[SOURCE EXCERPT]:
·····

Sweetwater Hill

About Us

“Without community, there is no liberation”
-Audre Lorde

cider party at swh

Sweetwater Hill - A community hub for resilience and justice.

Nestled in the rolling foothills of the Berkshire mountains, a small group of people and animals live adjacent to acres of roadless forest. Stewarding 160 of those acres, humans live alongside the land and it’s wild residents such as bear, deer, bobcats, moose and fisher cats. Community members make art, study, sing, play instruments, throw pots, dry herbs, work wood, syrup and honey…

We look forward to providing you with a place where you can belong just as you are, a sanctuary to retreat into and a learning laboratory for empowerment.

Values are the foundation of Sweetwater Hill activities.

We invite you to join us in living these values while visiting.
  • Community – Support human connection through gathering.
  • Learn – Build rural living, sustainability or wellness skills in our learning laboratories.
  • Sanctuary – Provide space for rest, ritual, movement, or connection with the natural world.
  • Equity – Share and redistribute resources and provide access to the land and the barn.
  • Play – Invite healing through art, music and creativity on the land.

We hope new frameworks for collective action and liberation will grow out of these values. 

loving hugs

We are…               

  • Grateful for you and all the movement workers and creators who came before us, who accompany us and who guide changemaking around the globe.
  • Shaped by our teachers and our collective decades of experience as educators, builders, healers, trainers, artists and tradespeople.
  • In process, as we acknowledge the unearned privileges granted to us through whiteness, financial resources, physical ability and so much more.
 
 

Meet the Team

pan

Pandora

(she/her)

I am an experiential / wilderness educator and a builder, working with wood and stone, maps and words. I am inspired by an incredibly long list of movement workers and every child who keeps the world turning by getting their hands dirty and watching what happens. You might find me teaching a workshop, driving the tractor or responding to your email. I welcome you to come and deeply share this place.

·····

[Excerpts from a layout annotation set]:
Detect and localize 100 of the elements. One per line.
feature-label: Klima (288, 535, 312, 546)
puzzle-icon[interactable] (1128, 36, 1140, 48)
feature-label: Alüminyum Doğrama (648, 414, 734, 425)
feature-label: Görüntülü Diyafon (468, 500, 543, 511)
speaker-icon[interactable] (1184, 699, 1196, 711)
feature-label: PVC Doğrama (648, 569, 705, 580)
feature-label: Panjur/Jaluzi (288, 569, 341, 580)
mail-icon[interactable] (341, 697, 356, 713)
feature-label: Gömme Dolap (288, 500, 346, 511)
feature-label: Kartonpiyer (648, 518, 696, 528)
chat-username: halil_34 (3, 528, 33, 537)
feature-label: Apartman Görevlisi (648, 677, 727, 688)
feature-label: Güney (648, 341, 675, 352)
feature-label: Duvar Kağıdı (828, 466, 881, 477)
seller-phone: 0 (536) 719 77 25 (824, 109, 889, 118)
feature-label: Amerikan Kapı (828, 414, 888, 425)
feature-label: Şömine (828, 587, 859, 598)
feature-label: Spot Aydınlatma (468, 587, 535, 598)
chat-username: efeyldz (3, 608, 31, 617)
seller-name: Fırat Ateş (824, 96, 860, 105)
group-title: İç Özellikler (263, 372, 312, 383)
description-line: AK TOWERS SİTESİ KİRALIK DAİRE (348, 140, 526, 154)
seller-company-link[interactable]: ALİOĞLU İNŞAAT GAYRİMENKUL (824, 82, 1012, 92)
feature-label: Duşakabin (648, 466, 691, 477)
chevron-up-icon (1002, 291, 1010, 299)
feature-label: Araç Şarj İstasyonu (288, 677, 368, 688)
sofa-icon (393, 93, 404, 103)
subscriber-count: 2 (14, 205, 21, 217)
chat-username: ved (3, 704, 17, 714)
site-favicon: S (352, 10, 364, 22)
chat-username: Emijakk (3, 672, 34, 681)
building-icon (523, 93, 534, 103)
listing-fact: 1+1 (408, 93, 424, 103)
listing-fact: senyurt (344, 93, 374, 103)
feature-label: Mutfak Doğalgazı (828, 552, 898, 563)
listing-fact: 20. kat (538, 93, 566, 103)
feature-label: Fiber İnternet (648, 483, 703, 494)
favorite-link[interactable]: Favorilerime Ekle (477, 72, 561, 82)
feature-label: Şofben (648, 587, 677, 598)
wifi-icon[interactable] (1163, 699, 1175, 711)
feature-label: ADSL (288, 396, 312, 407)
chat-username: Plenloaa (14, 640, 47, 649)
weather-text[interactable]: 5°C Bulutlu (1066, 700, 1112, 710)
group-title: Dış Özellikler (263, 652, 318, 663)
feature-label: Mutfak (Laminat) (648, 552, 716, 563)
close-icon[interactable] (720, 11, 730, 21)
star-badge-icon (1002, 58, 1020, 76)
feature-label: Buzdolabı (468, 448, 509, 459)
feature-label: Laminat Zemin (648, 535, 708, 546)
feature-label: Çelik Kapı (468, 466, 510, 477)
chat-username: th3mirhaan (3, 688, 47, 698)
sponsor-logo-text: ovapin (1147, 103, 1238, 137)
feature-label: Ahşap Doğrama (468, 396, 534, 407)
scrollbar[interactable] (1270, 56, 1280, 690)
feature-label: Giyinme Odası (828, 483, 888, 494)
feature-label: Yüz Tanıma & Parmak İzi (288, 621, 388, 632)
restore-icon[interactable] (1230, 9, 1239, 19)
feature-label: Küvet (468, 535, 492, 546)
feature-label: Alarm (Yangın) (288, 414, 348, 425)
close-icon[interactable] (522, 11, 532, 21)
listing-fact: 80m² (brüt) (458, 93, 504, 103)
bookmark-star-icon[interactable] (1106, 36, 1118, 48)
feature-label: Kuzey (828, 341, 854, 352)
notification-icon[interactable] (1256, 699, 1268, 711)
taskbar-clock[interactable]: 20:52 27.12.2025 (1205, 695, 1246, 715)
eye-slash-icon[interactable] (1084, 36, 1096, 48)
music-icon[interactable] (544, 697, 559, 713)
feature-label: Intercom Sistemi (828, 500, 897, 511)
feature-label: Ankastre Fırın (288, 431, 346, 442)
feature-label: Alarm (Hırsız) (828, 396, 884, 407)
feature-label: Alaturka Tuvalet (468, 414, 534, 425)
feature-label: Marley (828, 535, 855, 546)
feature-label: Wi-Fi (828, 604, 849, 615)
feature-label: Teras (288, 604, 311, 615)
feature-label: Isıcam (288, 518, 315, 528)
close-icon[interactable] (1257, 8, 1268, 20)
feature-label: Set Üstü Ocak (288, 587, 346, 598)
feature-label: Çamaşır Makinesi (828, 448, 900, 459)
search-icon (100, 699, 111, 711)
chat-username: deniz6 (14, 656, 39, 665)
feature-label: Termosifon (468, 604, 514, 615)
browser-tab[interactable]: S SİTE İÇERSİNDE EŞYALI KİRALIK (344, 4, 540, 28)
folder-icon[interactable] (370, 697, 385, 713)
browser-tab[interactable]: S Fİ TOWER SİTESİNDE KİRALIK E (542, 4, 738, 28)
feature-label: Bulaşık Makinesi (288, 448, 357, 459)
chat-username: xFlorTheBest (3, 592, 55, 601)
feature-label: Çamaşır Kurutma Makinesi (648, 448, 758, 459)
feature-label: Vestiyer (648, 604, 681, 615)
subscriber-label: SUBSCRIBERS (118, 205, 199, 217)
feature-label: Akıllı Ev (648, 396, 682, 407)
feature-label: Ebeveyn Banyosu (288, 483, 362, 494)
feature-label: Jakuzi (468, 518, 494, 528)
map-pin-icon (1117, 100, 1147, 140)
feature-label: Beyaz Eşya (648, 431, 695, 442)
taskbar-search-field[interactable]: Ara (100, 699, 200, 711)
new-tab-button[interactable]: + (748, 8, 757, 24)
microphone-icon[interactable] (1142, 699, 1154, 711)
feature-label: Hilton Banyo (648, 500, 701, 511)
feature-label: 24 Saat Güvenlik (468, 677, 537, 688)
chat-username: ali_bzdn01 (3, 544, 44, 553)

·····

[WRITTEN TASKS]:
A - Answer these questions using the Sweetwater Hill page:
(i) How many acres of land do the community members steward?
(ii) Whose words are quoted beneath the "About Us" heading?
(iii) What does Pandora say she works with as a builder?
B - Duplicate the part of the Sweetwater Hill page that opens with the words containing "We look forward" and closes with "the natural world.".
C - Pick up the Sweetwater Hill page at its last sentence and continue the text from there.

[RESULTS OF THE EXERCISE]:
A -
(i) 160 acres.
(ii) Audre Lorde's.
(iii) Wood and stone, maps and words.

B -
We look forward to providing you with a place where you can belong just as you are, a sanctuary to retreat into and a learning laboratory for empowerment.

Values are the foundation of Sweetwater Hill activities.

We invite you to join us in living these values while visiting.
  • Community – Support human connection through gathering.
  • Learn – Build rural living, sustainability or wellness skills in our learning laboratories.
  • Sanctuary – Provide space for rest, ritual, movement, or connection with the natural world.

C -
mel

Jaylin

(she/her)

I have spent most of my life as a builder and woodworker; I love making and fixing things with my hands. I am most happy when I am learning a new skill and even happier when I can share it. Inspired by the strength that comes from people unified by purpose, or even circumstance, I feel compelled to create places for that to occur. Whether you are looking to recharge, create, heal, learn, unplug, or get connected, I hope that your time at Sweet Water Hill is both a nest and a launchpad for making it happen
mel (1)

Mel

(any pronouns)

I’m a Healing Arts practitioner, and theater artist with Southern Appalachian roots. Influenced by Robbie McCauley and Augusto Boal, I see theater as a deeply personal and political tool for changemaking that can be harnessed for our collective liberation and communal joy. As a co-steward of this land, I seek reciprocity with the earth and with you. As you explore Sweetwater Hill, I invite you to deeply restore, to play, and to allow your imagination the freedom to thrive.

india

India

(she/her)

I tend the land, barns and infrastructure at Sweetwater Hill. I am a builder and animal lover originally from St. Croix, and I have worked at just about everything under the sun. I love to bring humor, joy, and dancing to my days on the land.

bella

Bella

(She-ish)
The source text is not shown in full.